:: Stored records ::
## Begin

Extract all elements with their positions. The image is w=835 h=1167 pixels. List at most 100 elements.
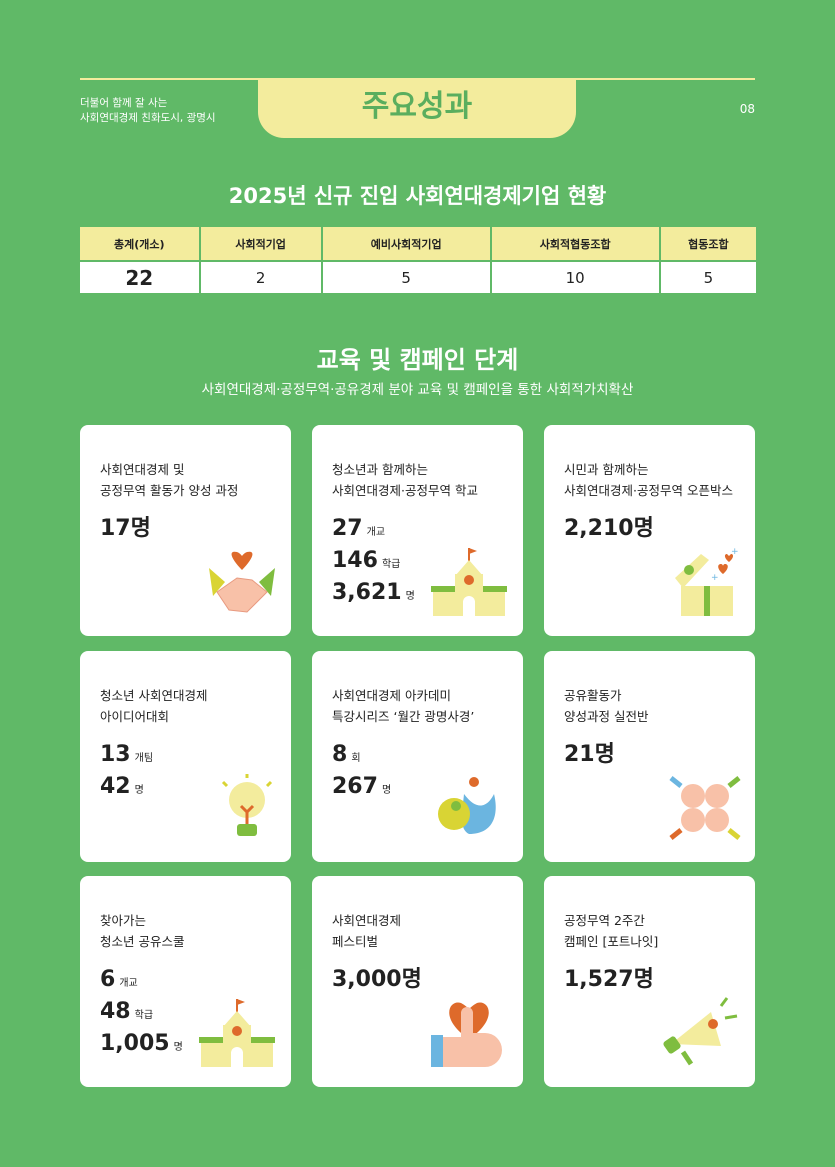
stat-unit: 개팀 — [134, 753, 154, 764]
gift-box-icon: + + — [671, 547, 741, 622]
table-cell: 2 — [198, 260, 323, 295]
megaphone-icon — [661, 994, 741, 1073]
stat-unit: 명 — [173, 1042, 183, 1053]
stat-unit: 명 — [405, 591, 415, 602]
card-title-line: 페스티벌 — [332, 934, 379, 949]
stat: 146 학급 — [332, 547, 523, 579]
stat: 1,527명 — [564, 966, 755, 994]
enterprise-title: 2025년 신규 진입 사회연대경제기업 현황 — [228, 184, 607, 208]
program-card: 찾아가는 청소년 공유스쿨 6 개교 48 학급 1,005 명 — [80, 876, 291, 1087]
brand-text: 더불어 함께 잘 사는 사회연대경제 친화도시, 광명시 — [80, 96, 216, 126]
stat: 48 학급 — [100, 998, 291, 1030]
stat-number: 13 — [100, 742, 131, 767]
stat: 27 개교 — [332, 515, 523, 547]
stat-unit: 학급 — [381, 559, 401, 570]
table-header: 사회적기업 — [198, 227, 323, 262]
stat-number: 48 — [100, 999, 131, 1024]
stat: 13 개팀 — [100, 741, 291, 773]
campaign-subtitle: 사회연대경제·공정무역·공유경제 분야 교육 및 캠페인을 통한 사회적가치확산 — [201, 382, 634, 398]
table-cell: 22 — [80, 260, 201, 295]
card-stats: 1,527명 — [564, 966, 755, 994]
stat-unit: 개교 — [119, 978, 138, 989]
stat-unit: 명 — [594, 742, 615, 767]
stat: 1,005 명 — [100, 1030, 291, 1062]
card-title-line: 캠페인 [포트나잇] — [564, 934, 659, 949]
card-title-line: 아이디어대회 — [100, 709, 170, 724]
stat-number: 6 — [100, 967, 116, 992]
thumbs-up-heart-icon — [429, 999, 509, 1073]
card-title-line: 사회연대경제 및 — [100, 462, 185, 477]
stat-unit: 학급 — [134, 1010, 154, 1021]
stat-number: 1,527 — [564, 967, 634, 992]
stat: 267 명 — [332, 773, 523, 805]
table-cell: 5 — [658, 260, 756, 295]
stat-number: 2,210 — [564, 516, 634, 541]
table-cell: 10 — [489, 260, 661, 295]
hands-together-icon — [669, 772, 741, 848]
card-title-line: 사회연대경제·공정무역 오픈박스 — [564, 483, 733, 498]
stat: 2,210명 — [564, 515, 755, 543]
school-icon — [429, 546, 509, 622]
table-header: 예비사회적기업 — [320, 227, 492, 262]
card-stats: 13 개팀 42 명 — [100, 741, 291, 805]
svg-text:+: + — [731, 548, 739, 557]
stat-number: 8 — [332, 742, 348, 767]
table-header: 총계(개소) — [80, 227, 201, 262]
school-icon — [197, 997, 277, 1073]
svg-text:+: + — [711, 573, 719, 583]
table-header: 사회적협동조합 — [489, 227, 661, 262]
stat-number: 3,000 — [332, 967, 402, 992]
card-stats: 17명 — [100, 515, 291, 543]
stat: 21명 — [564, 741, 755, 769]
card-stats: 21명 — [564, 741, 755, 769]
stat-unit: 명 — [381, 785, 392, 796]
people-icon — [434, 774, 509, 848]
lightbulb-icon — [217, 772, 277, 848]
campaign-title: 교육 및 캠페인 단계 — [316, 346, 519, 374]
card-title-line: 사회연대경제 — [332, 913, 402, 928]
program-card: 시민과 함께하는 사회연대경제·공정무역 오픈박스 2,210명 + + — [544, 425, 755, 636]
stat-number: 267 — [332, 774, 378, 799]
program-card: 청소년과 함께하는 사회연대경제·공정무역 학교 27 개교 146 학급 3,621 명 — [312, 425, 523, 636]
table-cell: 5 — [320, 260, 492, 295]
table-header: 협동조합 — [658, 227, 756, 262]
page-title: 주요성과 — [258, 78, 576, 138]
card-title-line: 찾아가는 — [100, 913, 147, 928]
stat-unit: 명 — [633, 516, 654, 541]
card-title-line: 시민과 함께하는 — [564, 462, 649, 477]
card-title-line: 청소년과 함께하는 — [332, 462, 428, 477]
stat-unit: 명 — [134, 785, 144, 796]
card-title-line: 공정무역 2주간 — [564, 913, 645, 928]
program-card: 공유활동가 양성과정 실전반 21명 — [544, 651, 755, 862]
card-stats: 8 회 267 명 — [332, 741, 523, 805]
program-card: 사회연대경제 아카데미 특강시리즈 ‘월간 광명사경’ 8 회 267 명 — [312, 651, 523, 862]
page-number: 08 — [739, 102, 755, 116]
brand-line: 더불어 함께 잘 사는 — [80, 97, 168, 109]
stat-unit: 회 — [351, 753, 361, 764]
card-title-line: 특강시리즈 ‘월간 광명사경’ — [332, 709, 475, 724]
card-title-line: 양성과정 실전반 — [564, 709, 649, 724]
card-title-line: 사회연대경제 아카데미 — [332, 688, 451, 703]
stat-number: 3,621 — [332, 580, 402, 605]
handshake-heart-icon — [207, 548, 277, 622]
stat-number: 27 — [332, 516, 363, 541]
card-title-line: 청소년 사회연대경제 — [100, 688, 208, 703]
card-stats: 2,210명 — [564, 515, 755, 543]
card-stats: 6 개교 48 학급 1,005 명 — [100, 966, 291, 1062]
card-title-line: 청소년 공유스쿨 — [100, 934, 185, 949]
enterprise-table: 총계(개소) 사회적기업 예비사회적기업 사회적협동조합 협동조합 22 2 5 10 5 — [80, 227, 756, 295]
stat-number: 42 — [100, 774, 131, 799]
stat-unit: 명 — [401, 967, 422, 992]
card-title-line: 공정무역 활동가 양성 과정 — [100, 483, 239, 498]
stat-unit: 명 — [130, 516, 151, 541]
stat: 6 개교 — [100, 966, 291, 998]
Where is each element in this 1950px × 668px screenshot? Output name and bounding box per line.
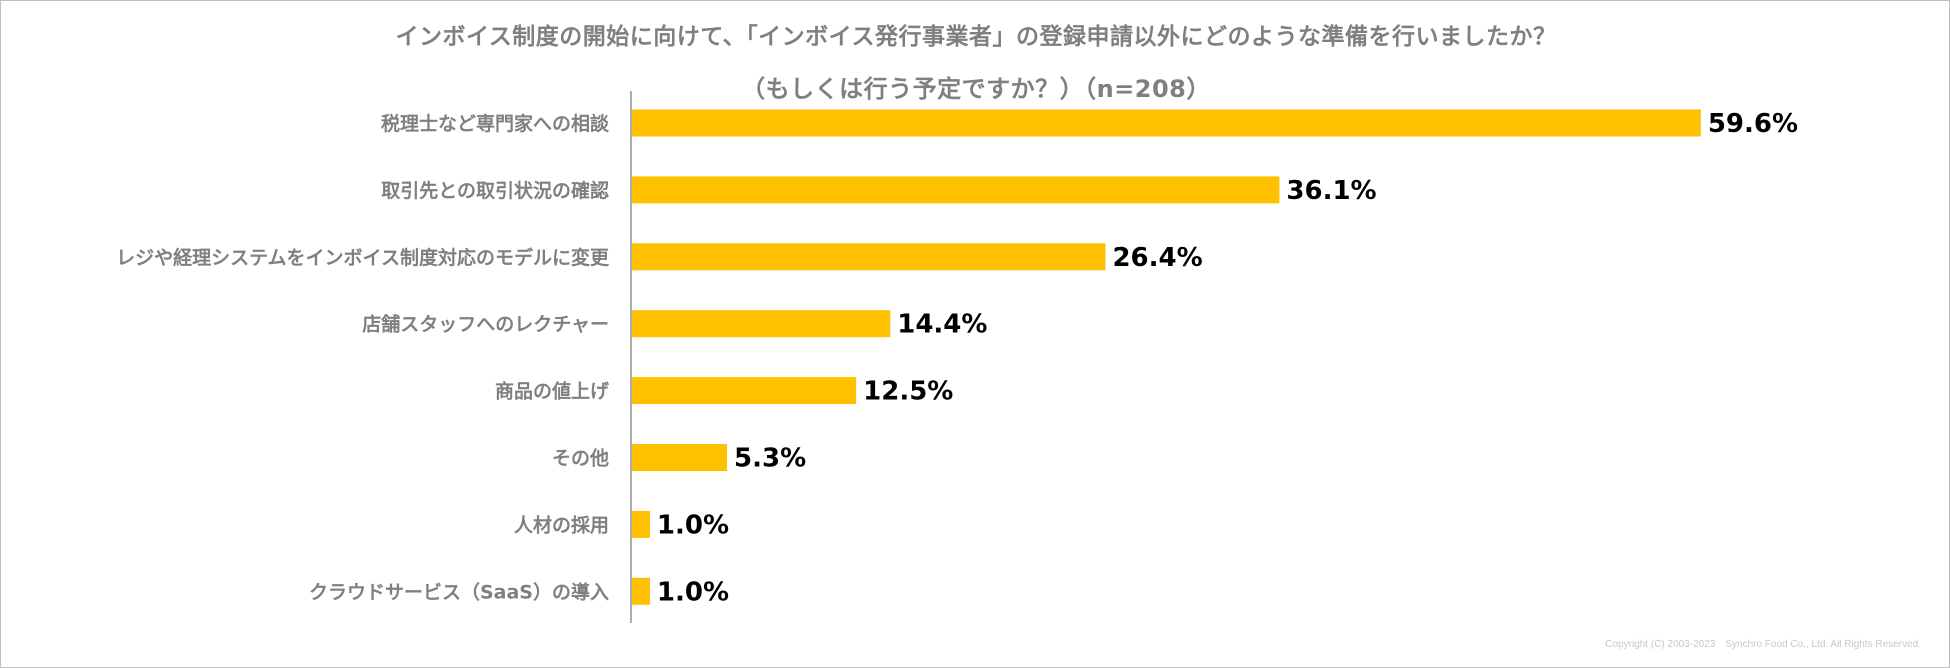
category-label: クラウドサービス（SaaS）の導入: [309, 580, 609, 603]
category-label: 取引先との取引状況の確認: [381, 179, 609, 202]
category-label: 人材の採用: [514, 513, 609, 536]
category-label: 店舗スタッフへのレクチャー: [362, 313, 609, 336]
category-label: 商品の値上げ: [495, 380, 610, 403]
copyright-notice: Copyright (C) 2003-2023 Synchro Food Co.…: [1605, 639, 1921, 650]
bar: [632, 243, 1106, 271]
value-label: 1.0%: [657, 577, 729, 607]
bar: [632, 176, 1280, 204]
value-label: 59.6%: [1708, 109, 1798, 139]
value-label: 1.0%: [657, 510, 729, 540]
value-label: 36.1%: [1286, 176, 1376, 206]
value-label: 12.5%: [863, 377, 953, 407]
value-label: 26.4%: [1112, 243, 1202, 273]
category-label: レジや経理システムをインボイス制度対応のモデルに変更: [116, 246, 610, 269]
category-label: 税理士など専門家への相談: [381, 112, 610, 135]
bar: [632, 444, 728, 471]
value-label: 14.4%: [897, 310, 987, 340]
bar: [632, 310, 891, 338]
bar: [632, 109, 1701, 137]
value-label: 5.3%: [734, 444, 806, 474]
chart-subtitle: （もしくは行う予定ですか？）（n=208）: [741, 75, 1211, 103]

## End

:: What needs to be done ::
Reproduce every line of the records above verbatim, omitting the pictures from your answer.

:: Task solution ::
Extract all elements with their positions. The image is w=835 h=1167 pixels. List at most 100 elements.
stat-unit: 개팀 — [134, 753, 154, 764]
gift-box-icon: + + — [671, 547, 741, 622]
table-cell: 2 — [198, 260, 323, 295]
megaphone-icon — [661, 994, 741, 1073]
stat-unit: 명 — [173, 1042, 183, 1053]
stat-unit: 명 — [405, 591, 415, 602]
card-title-line: 페스티벌 — [332, 934, 379, 949]
stat: 146 학급 — [332, 547, 523, 579]
stat: 1,527명 — [564, 966, 755, 994]
enterprise-title: 2025년 신규 진입 사회연대경제기업 현황 — [228, 184, 607, 208]
program-card: 찾아가는 청소년 공유스쿨 6 개교 48 학급 1,005 명 — [80, 876, 291, 1087]
brand-text: 더불어 함께 잘 사는 사회연대경제 친화도시, 광명시 — [80, 96, 216, 126]
stat: 48 학급 — [100, 998, 291, 1030]
stat-number: 13 — [100, 742, 131, 767]
stat: 27 개교 — [332, 515, 523, 547]
stat-unit: 학급 — [381, 559, 401, 570]
table-header: 사회적기업 — [198, 227, 323, 262]
stat-number: 48 — [100, 999, 131, 1024]
stat: 13 개팀 — [100, 741, 291, 773]
campaign-subtitle: 사회연대경제·공정무역·공유경제 분야 교육 및 캠페인을 통한 사회적가치확산 — [201, 382, 634, 398]
table-cell: 22 — [80, 260, 201, 295]
card-stats: 1,527명 — [564, 966, 755, 994]
stat-unit: 개교 — [119, 978, 138, 989]
stat-unit: 명 — [594, 742, 615, 767]
stat: 1,005 명 — [100, 1030, 291, 1062]
card-title-line: 캠페인 [포트나잇] — [564, 934, 659, 949]
card-title-line: 아이디어대회 — [100, 709, 170, 724]
stat-number: 6 — [100, 967, 116, 992]
thumbs-up-heart-icon — [429, 999, 509, 1073]
card-title-line: 사회연대경제 및 — [100, 462, 185, 477]
stat-unit: 학급 — [134, 1010, 154, 1021]
stat-number: 1,527 — [564, 967, 634, 992]
stat: 267 명 — [332, 773, 523, 805]
table-cell: 5 — [658, 260, 756, 295]
stat-number: 2,210 — [564, 516, 634, 541]
table-cell: 10 — [489, 260, 661, 295]
hands-together-icon — [669, 772, 741, 848]
card-title-line: 사회연대경제·공정무역 오픈박스 — [564, 483, 733, 498]
stat: 2,210명 — [564, 515, 755, 543]
school-icon — [429, 546, 509, 622]
table-header: 예비사회적기업 — [320, 227, 492, 262]
card-stats: 13 개팀 42 명 — [100, 741, 291, 805]
svg-text:+: + — [731, 548, 739, 557]
stat-number: 8 — [332, 742, 348, 767]
table-header: 총계(개소) — [80, 227, 201, 262]
school-icon — [197, 997, 277, 1073]
svg-text:+: + — [711, 573, 719, 583]
table-header: 사회적협동조합 — [489, 227, 661, 262]
stat-number: 3,000 — [332, 967, 402, 992]
card-stats: 17명 — [100, 515, 291, 543]
stat: 21명 — [564, 741, 755, 769]
card-stats: 21명 — [564, 741, 755, 769]
stat-unit: 명 — [381, 785, 392, 796]
people-icon — [434, 774, 509, 848]
lightbulb-icon — [217, 772, 277, 848]
campaign-title: 교육 및 캠페인 단계 — [316, 346, 519, 374]
card-title-line: 사회연대경제 — [332, 913, 402, 928]
program-card: 시민과 함께하는 사회연대경제·공정무역 오픈박스 2,210명 + + — [544, 425, 755, 636]
stat-number: 267 — [332, 774, 378, 799]
program-card: 청소년과 함께하는 사회연대경제·공정무역 학교 27 개교 146 학급 3,621 명 — [312, 425, 523, 636]
table-cell: 5 — [320, 260, 492, 295]
table-header: 협동조합 — [658, 227, 756, 262]
page-title: 주요성과 — [258, 78, 576, 138]
card-title-line: 찾아가는 — [100, 913, 147, 928]
stat-unit: 명 — [633, 516, 654, 541]
card-title-line: 시민과 함께하는 — [564, 462, 649, 477]
card-title-line: 청소년과 함께하는 — [332, 462, 428, 477]
stat-unit: 명 — [134, 785, 144, 796]
card-title-line: 공정무역 2주간 — [564, 913, 645, 928]
program-card: 공유활동가 양성과정 실전반 21명 — [544, 651, 755, 862]
card-stats: 8 회 267 명 — [332, 741, 523, 805]
program-card: 사회연대경제 아카데미 특강시리즈 ‘월간 광명사경’ 8 회 267 명 — [312, 651, 523, 862]
page-number: 08 — [739, 102, 755, 116]
brand-line: 더불어 함께 잘 사는 — [80, 97, 168, 109]
stat-unit: 회 — [351, 753, 361, 764]
card-title-line: 특강시리즈 ‘월간 광명사경’ — [332, 709, 475, 724]
card-title-line: 양성과정 실전반 — [564, 709, 649, 724]
card-title-line: 사회연대경제 아카데미 — [332, 688, 451, 703]
stat-number: 3,621 — [332, 580, 402, 605]
handshake-heart-icon — [207, 548, 277, 622]
stat-number: 27 — [332, 516, 363, 541]
card-title-line: 청소년 사회연대경제 — [100, 688, 208, 703]
card-stats: 2,210명 — [564, 515, 755, 543]
card-stats: 6 개교 48 학급 1,005 명 — [100, 966, 291, 1062]
card-title-line: 청소년 공유스쿨 — [100, 934, 185, 949]
enterprise-table: 총계(개소) 사회적기업 예비사회적기업 사회적협동조합 협동조합 22 2 5 10 5 — [80, 227, 756, 295]
stat-number: 42 — [100, 774, 131, 799]
stat-unit: 명 — [401, 967, 422, 992]
card-title-line: 공정무역 활동가 양성 과정 — [100, 483, 239, 498]
stat-unit: 명 — [130, 516, 151, 541]
stat: 6 개교 — [100, 966, 291, 998]
Where is each element in this 1950px × 668px screenshot? Output name and bounding box per line.
category-label: クラウドサービス（SaaS）の導入: [309, 580, 609, 603]
category-label: 取引先との取引状況の確認: [381, 179, 609, 202]
category-label: 人材の採用: [514, 513, 609, 536]
category-label: 店舗スタッフへのレクチャー: [362, 313, 609, 336]
category-label: 商品の値上げ: [495, 380, 610, 403]
copyright-notice: Copyright (C) 2003-2023 Synchro Food Co.…: [1605, 639, 1921, 650]
bar: [632, 243, 1106, 271]
value-label: 1.0%: [657, 577, 729, 607]
bar: [632, 176, 1280, 204]
value-label: 59.6%: [1708, 109, 1798, 139]
value-label: 1.0%: [657, 510, 729, 540]
value-label: 36.1%: [1286, 176, 1376, 206]
value-label: 12.5%: [863, 377, 953, 407]
value-label: 26.4%: [1112, 243, 1202, 273]
category-label: レジや経理システムをインボイス制度対応のモデルに変更: [116, 246, 610, 269]
category-label: 税理士など専門家への相談: [381, 112, 610, 135]
bar: [632, 444, 728, 471]
value-label: 14.4%: [897, 310, 987, 340]
bar: [632, 310, 891, 338]
bar: [632, 109, 1701, 137]
value-label: 5.3%: [734, 444, 806, 474]
chart-subtitle: （もしくは行う予定ですか？）（n=208）: [741, 75, 1211, 103]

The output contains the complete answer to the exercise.